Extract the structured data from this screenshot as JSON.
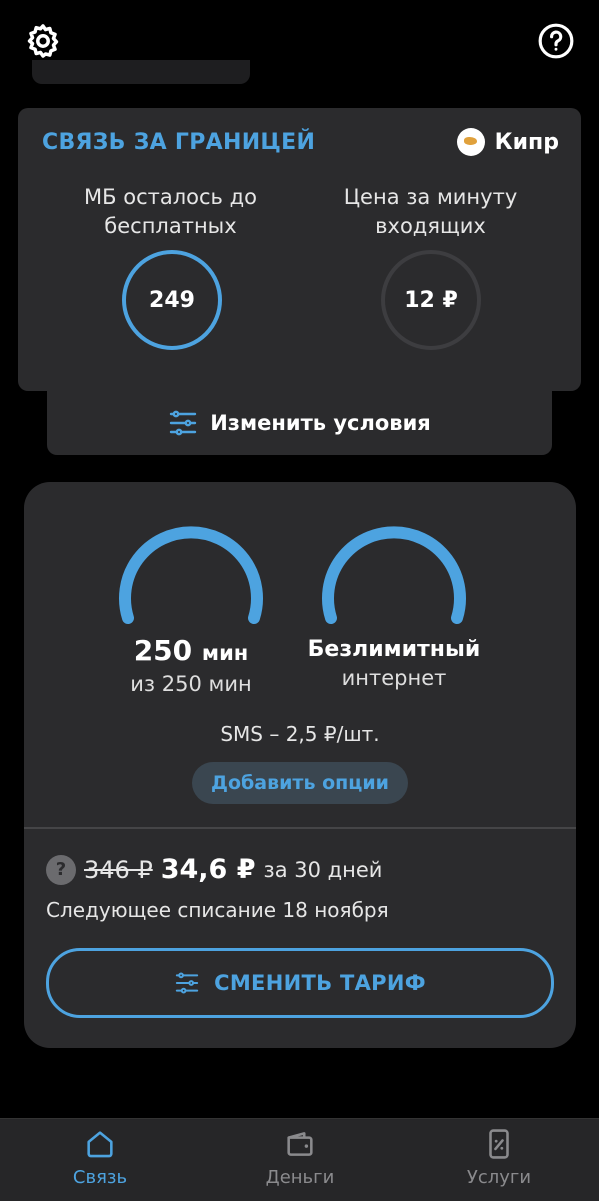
{
  "header": {
    "settings_icon": "gear-icon",
    "help_icon": "help-circle-icon"
  },
  "roaming": {
    "title": "СВЯЗЬ ЗА ГРАНИЦЕЙ",
    "country": "Кипр",
    "mb_label": "МБ осталось до бесплатных",
    "mb_value": "249",
    "price_label": "Цена за минуту входящих",
    "price_value": "12 ₽",
    "change_conditions": "Изменить условия"
  },
  "tariff": {
    "minutes_value": "250",
    "minutes_unit": "мин",
    "minutes_total": "из 250 мин",
    "internet_main": "Безлимитный",
    "internet_sub": "интернет",
    "sms": "SMS – 2,5 ₽/шт.",
    "add_options": "Добавить опции",
    "old_price": "346 ₽",
    "new_price": "34,6 ₽",
    "period": "за 30 дней",
    "next_charge": "Следующее списание 18 ноября",
    "change_tariff": "СМЕНИТЬ ТАРИФ"
  },
  "nav": {
    "items": [
      {
        "label": "Связь",
        "icon": "home-icon",
        "active": true
      },
      {
        "label": "Деньги",
        "icon": "wallet-icon",
        "active": false
      },
      {
        "label": "Услуги",
        "icon": "phone-percent-icon",
        "active": false
      }
    ]
  },
  "colors": {
    "accent": "#4da3e0",
    "card": "#2b2b2d",
    "background": "#000000",
    "inactive": "#8a8a8d"
  }
}
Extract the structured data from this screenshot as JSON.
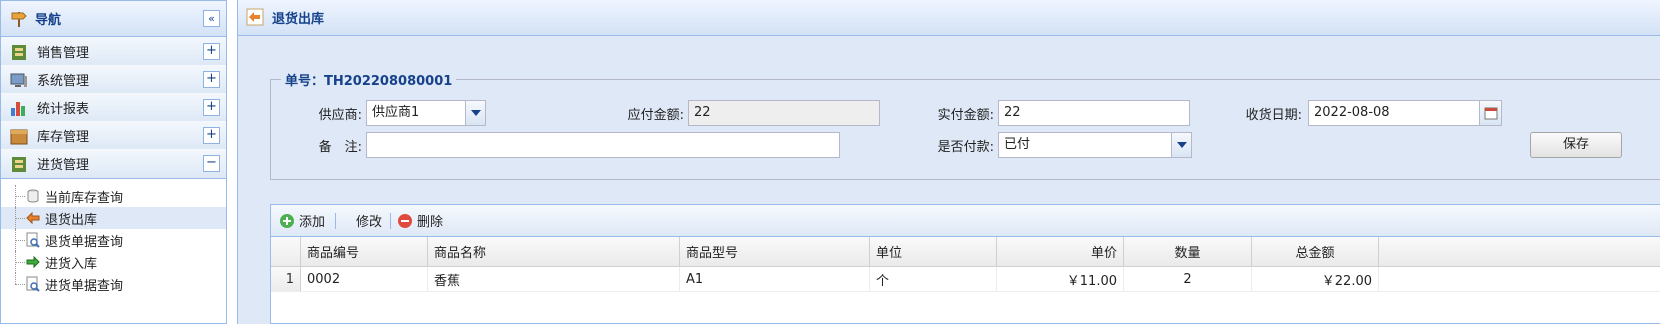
{
  "colors": {
    "accent": "#15428b",
    "panel_border": "#99bbe8",
    "background": "#dfe8f6"
  },
  "nav": {
    "title": "导航",
    "collapse_glyph": "«",
    "sections": [
      {
        "label": "销售管理",
        "icon": "sales-icon",
        "toggle": "+"
      },
      {
        "label": "系统管理",
        "icon": "computer-icon",
        "toggle": "+"
      },
      {
        "label": "统计报表",
        "icon": "bar-chart-icon",
        "toggle": "+"
      },
      {
        "label": "库存管理",
        "icon": "box-icon",
        "toggle": "+"
      },
      {
        "label": "进货管理",
        "icon": "purchase-icon",
        "toggle": "−"
      }
    ],
    "items": [
      {
        "label": "当前库存查询",
        "icon": "database-icon",
        "selected": false
      },
      {
        "label": "退货出库",
        "icon": "return-arrow-icon",
        "selected": true
      },
      {
        "label": "退货单据查询",
        "icon": "search-document-icon",
        "selected": false
      },
      {
        "label": "进货入库",
        "icon": "inbound-arrow-icon",
        "selected": false
      },
      {
        "label": "进货单据查询",
        "icon": "search-document-icon",
        "selected": false
      }
    ]
  },
  "panel": {
    "title": "退货出库",
    "icon": "return-arrow-icon"
  },
  "form": {
    "legend": "单号：TH202208080001",
    "supplier_label": "供应商:",
    "supplier_value": "供应商1",
    "payable_label": "应付金额:",
    "payable_value": "22",
    "paid_label": "实付金额:",
    "paid_value": "22",
    "date_label": "收货日期:",
    "date_value": "2022-08-08",
    "remark_label": "备　注:",
    "remark_value": "",
    "is_paid_label": "是否付款:",
    "is_paid_value": "已付",
    "save_label": "保存"
  },
  "toolbar": {
    "add_label": "添加",
    "edit_label": "修改",
    "delete_label": "删除"
  },
  "grid": {
    "columns": [
      "商品编号",
      "商品名称",
      "商品型号",
      "单位",
      "单价",
      "数量",
      "总金额"
    ],
    "rows": [
      {
        "no": "1",
        "code": "0002",
        "name": "香蕉",
        "model": "A1",
        "unit": "个",
        "price": "￥11.00",
        "qty": "2",
        "total": "￥22.00"
      }
    ]
  }
}
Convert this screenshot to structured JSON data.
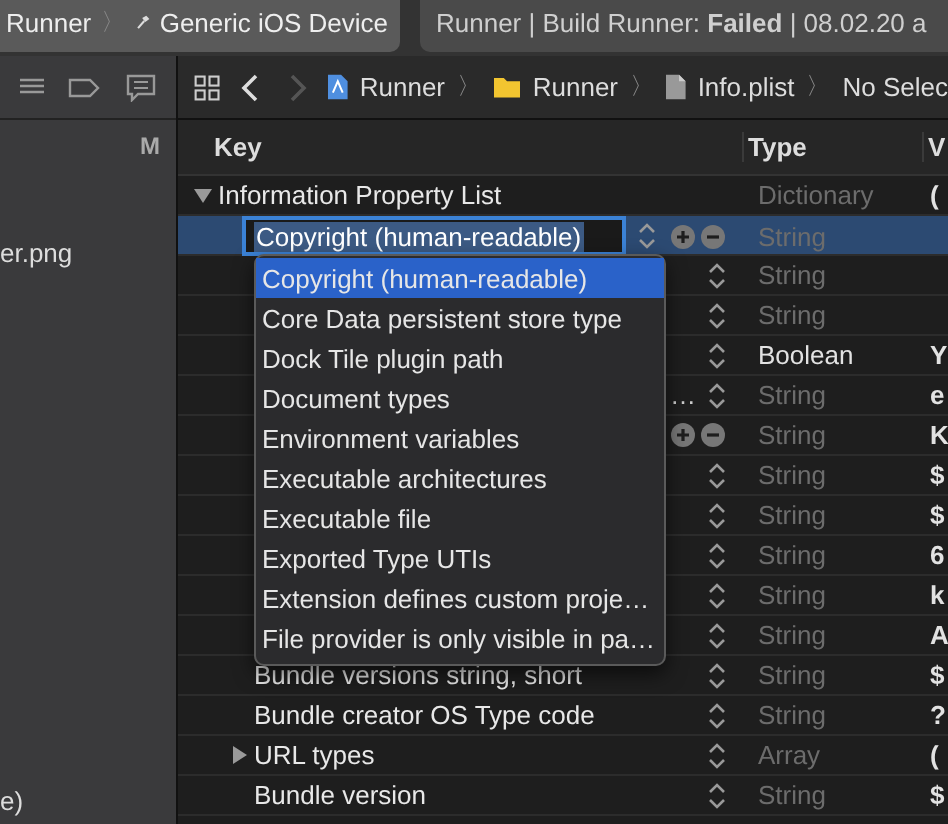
{
  "toolbar": {
    "scheme": {
      "project": "Runner",
      "separator": "〉",
      "device": "Generic iOS Device"
    },
    "status": {
      "text": "Runner | Build Runner: **Failed** | 08.02.20 a"
    }
  },
  "sidebar": {
    "column_label": "M",
    "items": [
      {
        "label": "er.png"
      },
      {
        "label": "e)"
      }
    ]
  },
  "jump_bar": {
    "back_disabled": false,
    "forward_disabled": true,
    "path": [
      {
        "kind": "project",
        "label": "Runner"
      },
      {
        "kind": "folder",
        "label": "Runner"
      },
      {
        "kind": "file",
        "label": "Info.plist"
      },
      {
        "kind": "text",
        "label": "No Selec"
      }
    ],
    "separator": "〉"
  },
  "table": {
    "columns": [
      "Key",
      "Type",
      "V"
    ],
    "rows": [
      {
        "key": "Information Property List",
        "expanded": true,
        "type": "Dictionary",
        "type_dimmed": true,
        "value": "(",
        "selected": false,
        "stepper": false,
        "add_remove": false
      },
      {
        "key": "Copyright (human-readable)",
        "editing": true,
        "type": "String",
        "type_dimmed": true,
        "selected": true,
        "stepper": true,
        "add_remove": true
      },
      {
        "type": "String",
        "type_dimmed": true,
        "selected": false,
        "stepper": true,
        "add_remove": false
      },
      {
        "type": "String",
        "type_dimmed": true,
        "selected": false,
        "stepper": true,
        "add_remove": false
      },
      {
        "type": "Boolean",
        "type_dimmed": false,
        "value": "Y",
        "selected": false,
        "stepper": true,
        "add_remove": false
      },
      {
        "key_tail": "…",
        "type": "String",
        "type_dimmed": true,
        "value": "e",
        "selected": false,
        "stepper": true,
        "add_remove": false
      },
      {
        "type": "String",
        "type_dimmed": true,
        "value": "K",
        "selected": false,
        "stepper": false,
        "add_remove": true
      },
      {
        "type": "String",
        "type_dimmed": true,
        "value": "$",
        "selected": false,
        "stepper": true,
        "add_remove": false
      },
      {
        "type": "String",
        "type_dimmed": true,
        "value": "$",
        "selected": false,
        "stepper": true,
        "add_remove": false
      },
      {
        "type": "String",
        "type_dimmed": true,
        "value": "6",
        "selected": false,
        "stepper": true,
        "add_remove": false
      },
      {
        "type": "String",
        "type_dimmed": true,
        "value": "k",
        "selected": false,
        "stepper": true,
        "add_remove": false
      },
      {
        "type": "String",
        "type_dimmed": true,
        "value": "A",
        "selected": false,
        "stepper": true,
        "add_remove": false
      },
      {
        "key": "Bundle versions string, short",
        "type": "String",
        "type_dimmed": true,
        "value": "$",
        "selected": false,
        "stepper": true,
        "add_remove": false
      },
      {
        "key": "Bundle creator OS Type code",
        "type": "String",
        "type_dimmed": true,
        "value": "?",
        "selected": false,
        "stepper": true,
        "add_remove": false
      },
      {
        "key": "URL types",
        "expanded": false,
        "type": "Array",
        "type_dimmed": true,
        "value": "(",
        "selected": false,
        "stepper": true,
        "add_remove": false
      },
      {
        "key": "Bundle version",
        "type": "String",
        "type_dimmed": true,
        "value": "$",
        "selected": false,
        "stepper": true,
        "add_remove": false
      }
    ]
  },
  "key_menu": {
    "items": [
      {
        "label": "Copyright (human-readable)",
        "selected": true
      },
      {
        "label": "Core Data persistent store type",
        "selected": false
      },
      {
        "label": "Dock Tile plugin path",
        "selected": false
      },
      {
        "label": "Document types",
        "selected": false
      },
      {
        "label": "Environment variables",
        "selected": false
      },
      {
        "label": "Executable architectures",
        "selected": false
      },
      {
        "label": "Executable file",
        "selected": false
      },
      {
        "label": "Exported Type UTIs",
        "selected": false
      },
      {
        "label": "Extension defines custom proje…",
        "selected": false
      },
      {
        "label": "File provider is only visible in pa…",
        "selected": false
      }
    ]
  }
}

### Brief
The pictures in the entries should be left out; output everything else exactly.

### Task response
Extract the structured data from this screenshot as JSON.
{
  "header": {
    "settings_icon": "gear-icon",
    "help_icon": "help-circle-icon"
  },
  "roaming": {
    "title": "СВЯЗЬ ЗА ГРАНИЦЕЙ",
    "country": "Кипр",
    "mb_label": "МБ осталось до бесплатных",
    "mb_value": "249",
    "price_label": "Цена за минуту входящих",
    "price_value": "12 ₽",
    "change_conditions": "Изменить условия"
  },
  "tariff": {
    "minutes_value": "250",
    "minutes_unit": "мин",
    "minutes_total": "из 250 мин",
    "internet_main": "Безлимитный",
    "internet_sub": "интернет",
    "sms": "SMS – 2,5 ₽/шт.",
    "add_options": "Добавить опции",
    "old_price": "346 ₽",
    "new_price": "34,6 ₽",
    "period": "за 30 дней",
    "next_charge": "Следующее списание 18 ноября",
    "change_tariff": "СМЕНИТЬ ТАРИФ"
  },
  "nav": {
    "items": [
      {
        "label": "Связь",
        "icon": "home-icon",
        "active": true
      },
      {
        "label": "Деньги",
        "icon": "wallet-icon",
        "active": false
      },
      {
        "label": "Услуги",
        "icon": "phone-percent-icon",
        "active": false
      }
    ]
  },
  "colors": {
    "accent": "#4da3e0",
    "card": "#2b2b2d",
    "background": "#000000",
    "inactive": "#8a8a8d"
  }
}
Extract the structured data from this screenshot as JSON.
{
  "colors": {
    "accent": "#15428b",
    "panel_border": "#99bbe8",
    "background": "#dfe8f6"
  },
  "nav": {
    "title": "导航",
    "collapse_glyph": "«",
    "sections": [
      {
        "label": "销售管理",
        "icon": "sales-icon",
        "toggle": "+"
      },
      {
        "label": "系统管理",
        "icon": "computer-icon",
        "toggle": "+"
      },
      {
        "label": "统计报表",
        "icon": "bar-chart-icon",
        "toggle": "+"
      },
      {
        "label": "库存管理",
        "icon": "box-icon",
        "toggle": "+"
      },
      {
        "label": "进货管理",
        "icon": "purchase-icon",
        "toggle": "−"
      }
    ],
    "items": [
      {
        "label": "当前库存查询",
        "icon": "database-icon",
        "selected": false
      },
      {
        "label": "退货出库",
        "icon": "return-arrow-icon",
        "selected": true
      },
      {
        "label": "退货单据查询",
        "icon": "search-document-icon",
        "selected": false
      },
      {
        "label": "进货入库",
        "icon": "inbound-arrow-icon",
        "selected": false
      },
      {
        "label": "进货单据查询",
        "icon": "search-document-icon",
        "selected": false
      }
    ]
  },
  "panel": {
    "title": "退货出库",
    "icon": "return-arrow-icon"
  },
  "form": {
    "legend": "单号：TH202208080001",
    "supplier_label": "供应商:",
    "supplier_value": "供应商1",
    "payable_label": "应付金额:",
    "payable_value": "22",
    "paid_label": "实付金额:",
    "paid_value": "22",
    "date_label": "收货日期:",
    "date_value": "2022-08-08",
    "remark_label": "备　注:",
    "remark_value": "",
    "is_paid_label": "是否付款:",
    "is_paid_value": "已付",
    "save_label": "保存"
  },
  "toolbar": {
    "add_label": "添加",
    "edit_label": "修改",
    "delete_label": "删除"
  },
  "grid": {
    "columns": [
      "商品编号",
      "商品名称",
      "商品型号",
      "单位",
      "单价",
      "数量",
      "总金额"
    ],
    "rows": [
      {
        "no": "1",
        "code": "0002",
        "name": "香蕉",
        "model": "A1",
        "unit": "个",
        "price": "￥11.00",
        "qty": "2",
        "total": "￥22.00"
      }
    ]
  }
}
Convert this screenshot to structured JSON data.
{
  "toolbar": {
    "scheme": {
      "project": "Runner",
      "separator": "〉",
      "device": "Generic iOS Device"
    },
    "status": {
      "text": "Runner | Build Runner: **Failed** | 08.02.20 a"
    }
  },
  "sidebar": {
    "column_label": "M",
    "items": [
      {
        "label": "er.png"
      },
      {
        "label": "e)"
      }
    ]
  },
  "jump_bar": {
    "back_disabled": false,
    "forward_disabled": true,
    "path": [
      {
        "kind": "project",
        "label": "Runner"
      },
      {
        "kind": "folder",
        "label": "Runner"
      },
      {
        "kind": "file",
        "label": "Info.plist"
      },
      {
        "kind": "text",
        "label": "No Selec"
      }
    ],
    "separator": "〉"
  },
  "table": {
    "columns": [
      "Key",
      "Type",
      "V"
    ],
    "rows": [
      {
        "key": "Information Property List",
        "expanded": true,
        "type": "Dictionary",
        "type_dimmed": true,
        "value": "(",
        "selected": false,
        "stepper": false,
        "add_remove": false
      },
      {
        "key": "Copyright (human-readable)",
        "editing": true,
        "type": "String",
        "type_dimmed": true,
        "selected": true,
        "stepper": true,
        "add_remove": true
      },
      {
        "type": "String",
        "type_dimmed": true,
        "selected": false,
        "stepper": true,
        "add_remove": false
      },
      {
        "type": "String",
        "type_dimmed": true,
        "selected": false,
        "stepper": true,
        "add_remove": false
      },
      {
        "type": "Boolean",
        "type_dimmed": false,
        "value": "Y",
        "selected": false,
        "stepper": true,
        "add_remove": false
      },
      {
        "key_tail": "…",
        "type": "String",
        "type_dimmed": true,
        "value": "e",
        "selected": false,
        "stepper": true,
        "add_remove": false
      },
      {
        "type": "String",
        "type_dimmed": true,
        "value": "K",
        "selected": false,
        "stepper": false,
        "add_remove": true
      },
      {
        "type": "String",
        "type_dimmed": true,
        "value": "$",
        "selected": false,
        "stepper": true,
        "add_remove": false
      },
      {
        "type": "String",
        "type_dimmed": true,
        "value": "$",
        "selected": false,
        "stepper": true,
        "add_remove": false
      },
      {
        "type": "String",
        "type_dimmed": true,
        "value": "6",
        "selected": false,
        "stepper": true,
        "add_remove": false
      },
      {
        "type": "String",
        "type_dimmed": true,
        "value": "k",
        "selected": false,
        "stepper": true,
        "add_remove": false
      },
      {
        "type": "String",
        "type_dimmed": true,
        "value": "A",
        "selected": false,
        "stepper": true,
        "add_remove": false
      },
      {
        "key": "Bundle versions string, short",
        "type": "String",
        "type_dimmed": true,
        "value": "$",
        "selected": false,
        "stepper": true,
        "add_remove": false
      },
      {
        "key": "Bundle creator OS Type code",
        "type": "String",
        "type_dimmed": true,
        "value": "?",
        "selected": false,
        "stepper": true,
        "add_remove": false
      },
      {
        "key": "URL types",
        "expanded": false,
        "type": "Array",
        "type_dimmed": true,
        "value": "(",
        "selected": false,
        "stepper": true,
        "add_remove": false
      },
      {
        "key": "Bundle version",
        "type": "String",
        "type_dimmed": true,
        "value": "$",
        "selected": false,
        "stepper": true,
        "add_remove": false
      }
    ]
  },
  "key_menu": {
    "items": [
      {
        "label": "Copyright (human-readable)",
        "selected": true
      },
      {
        "label": "Core Data persistent store type",
        "selected": false
      },
      {
        "label": "Dock Tile plugin path",
        "selected": false
      },
      {
        "label": "Document types",
        "selected": false
      },
      {
        "label": "Environment variables",
        "selected": false
      },
      {
        "label": "Executable architectures",
        "selected": false
      },
      {
        "label": "Executable file",
        "selected": false
      },
      {
        "label": "Exported Type UTIs",
        "selected": false
      },
      {
        "label": "Extension defines custom proje…",
        "selected": false
      },
      {
        "label": "File provider is only visible in pa…",
        "selected": false
      }
    ]
  }
}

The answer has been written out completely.